Work required.
Among the entries below, find the lines with "FFFFFF" and copy them.
** start of The data **
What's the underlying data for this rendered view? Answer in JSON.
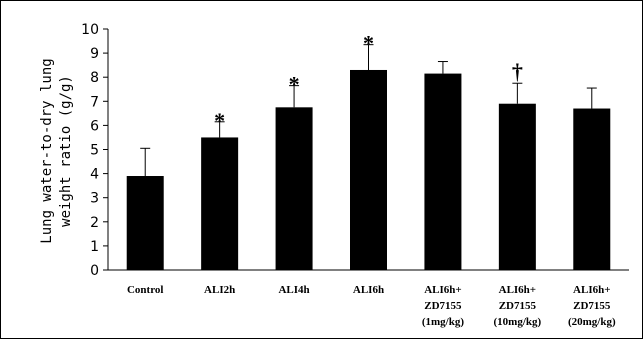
{
  "chart_data": {
    "type": "bar",
    "categories": [
      [
        "Control"
      ],
      [
        "ALI2h"
      ],
      [
        "ALI4h"
      ],
      [
        "ALI6h"
      ],
      [
        "ALI6h+",
        "ZD7155",
        "(1mg/kg)"
      ],
      [
        "ALI6h+",
        "ZD7155",
        "(10mg/kg)"
      ],
      [
        "ALI6h+",
        "ZD7155",
        "(20mg/kg)"
      ]
    ],
    "values": [
      3.9,
      5.5,
      6.75,
      8.3,
      8.15,
      6.9,
      6.7
    ],
    "errors": [
      1.15,
      0.65,
      0.9,
      1.05,
      0.5,
      0.85,
      0.85
    ],
    "markers": [
      "",
      "*",
      "*",
      "*",
      "",
      "†",
      ""
    ],
    "ylabel_lines": [
      "Lung water-to-dry lung",
      "weight ratio (g/g)"
    ],
    "ylim": [
      0,
      10
    ],
    "yticks": [
      0,
      1,
      2,
      3,
      4,
      5,
      6,
      7,
      8,
      9,
      10
    ],
    "bar_color": "#000000",
    "grid": false
  }
}
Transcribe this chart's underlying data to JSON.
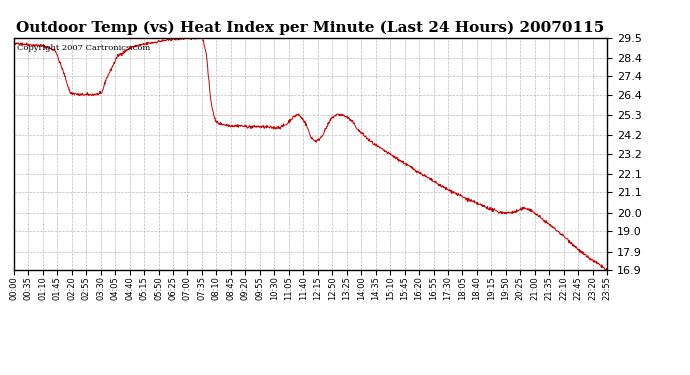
{
  "title": "Outdoor Temp (vs) Heat Index per Minute (Last 24 Hours) 20070115",
  "copyright_text": "Copyright 2007 Cartronics.com",
  "line_color": "#CC0000",
  "background_color": "#FFFFFF",
  "plot_bg_color": "#FFFFFF",
  "grid_color": "#AAAAAA",
  "ylim": [
    16.9,
    29.5
  ],
  "yticks": [
    16.9,
    17.9,
    19.0,
    20.0,
    21.1,
    22.1,
    23.2,
    24.2,
    25.3,
    26.4,
    27.4,
    28.4,
    29.5
  ],
  "xtick_labels": [
    "00:00",
    "00:35",
    "01:10",
    "01:45",
    "02:20",
    "02:55",
    "03:30",
    "04:05",
    "04:40",
    "05:15",
    "05:50",
    "06:25",
    "07:00",
    "07:35",
    "08:10",
    "08:45",
    "09:20",
    "09:55",
    "10:30",
    "11:05",
    "11:40",
    "12:15",
    "12:50",
    "13:25",
    "14:00",
    "14:35",
    "15:10",
    "15:45",
    "16:20",
    "16:55",
    "17:30",
    "18:05",
    "18:40",
    "19:15",
    "19:50",
    "20:25",
    "21:00",
    "21:35",
    "22:10",
    "22:45",
    "23:20",
    "23:55"
  ],
  "num_points": 1440,
  "seed": 42,
  "title_fontsize": 11,
  "copyright_fontsize": 6,
  "ytick_fontsize": 8,
  "xtick_fontsize": 6
}
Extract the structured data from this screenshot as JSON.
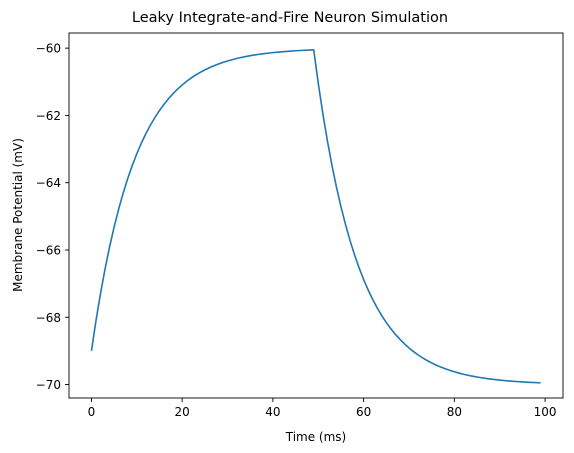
{
  "chart_data": {
    "type": "line",
    "title": "Leaky Integrate-and-Fire Neuron Simulation",
    "xlabel": "Time (ms)",
    "ylabel": "Membrane Potential (mV)",
    "xlim": [
      -4.95,
      103.95
    ],
    "ylim": [
      -70.4,
      -59.55
    ],
    "xticks": [
      0,
      20,
      40,
      60,
      80,
      100
    ],
    "yticks": [
      -70,
      -68,
      -66,
      -64,
      -62,
      -60
    ],
    "xtick_labels": [
      "0",
      "20",
      "40",
      "60",
      "80",
      "100"
    ],
    "ytick_labels": [
      "−70",
      "−68",
      "−66",
      "−64",
      "−62",
      "−60"
    ],
    "grid": false,
    "legend": "none",
    "series": [
      {
        "color": "#1f77b4",
        "x": [
          0,
          1,
          2,
          3,
          4,
          5,
          6,
          7,
          8,
          9,
          10,
          11,
          12,
          13,
          14,
          15,
          16,
          17,
          18,
          19,
          20,
          21,
          22,
          23,
          24,
          25,
          26,
          27,
          28,
          29,
          30,
          31,
          32,
          33,
          34,
          35,
          36,
          37,
          38,
          39,
          40,
          41,
          42,
          43,
          44,
          45,
          46,
          47,
          48,
          49,
          50,
          51,
          52,
          53,
          54,
          55,
          56,
          57,
          58,
          59,
          60,
          61,
          62,
          63,
          64,
          65,
          66,
          67,
          68,
          69,
          70,
          71,
          72,
          73,
          74,
          75,
          76,
          77,
          78,
          79,
          80,
          81,
          82,
          83,
          84,
          85,
          86,
          87,
          88,
          89,
          90,
          91,
          92,
          93,
          94,
          95,
          96,
          97,
          98,
          99
        ],
        "y": [
          -69.0,
          -68.1,
          -67.29,
          -66.561,
          -65.905,
          -65.314,
          -64.783,
          -64.305,
          -63.874,
          -63.487,
          -63.138,
          -62.824,
          -62.542,
          -62.288,
          -62.059,
          -61.853,
          -61.668,
          -61.501,
          -61.351,
          -61.216,
          -61.094,
          -60.985,
          -60.886,
          -60.798,
          -60.718,
          -60.646,
          -60.582,
          -60.524,
          -60.471,
          -60.424,
          -60.382,
          -60.344,
          -60.309,
          -60.278,
          -60.25,
          -60.225,
          -60.203,
          -60.182,
          -60.164,
          -60.148,
          -60.133,
          -60.12,
          -60.108,
          -60.097,
          -60.087,
          -60.078,
          -60.07,
          -60.063,
          -60.057,
          -60.051,
          -61.046,
          -61.941,
          -62.747,
          -63.472,
          -64.125,
          -64.713,
          -65.241,
          -65.717,
          -66.146,
          -66.531,
          -66.878,
          -67.19,
          -67.471,
          -67.724,
          -67.952,
          -68.157,
          -68.341,
          -68.507,
          -68.656,
          -68.791,
          -68.912,
          -69.02,
          -69.118,
          -69.207,
          -69.286,
          -69.357,
          -69.422,
          -69.48,
          -69.532,
          -69.578,
          -69.621,
          -69.659,
          -69.693,
          -69.723,
          -69.751,
          -69.776,
          -69.798,
          -69.818,
          -69.837,
          -69.853,
          -69.868,
          -69.881,
          -69.893,
          -69.903,
          -69.913,
          -69.922,
          -69.929,
          -69.937,
          -69.943,
          -69.949
        ]
      }
    ]
  }
}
** end of The data **
Exercise answer.
  "background_color": "#FFFFFF",
  "plot_bg_color": "#FFFFFF",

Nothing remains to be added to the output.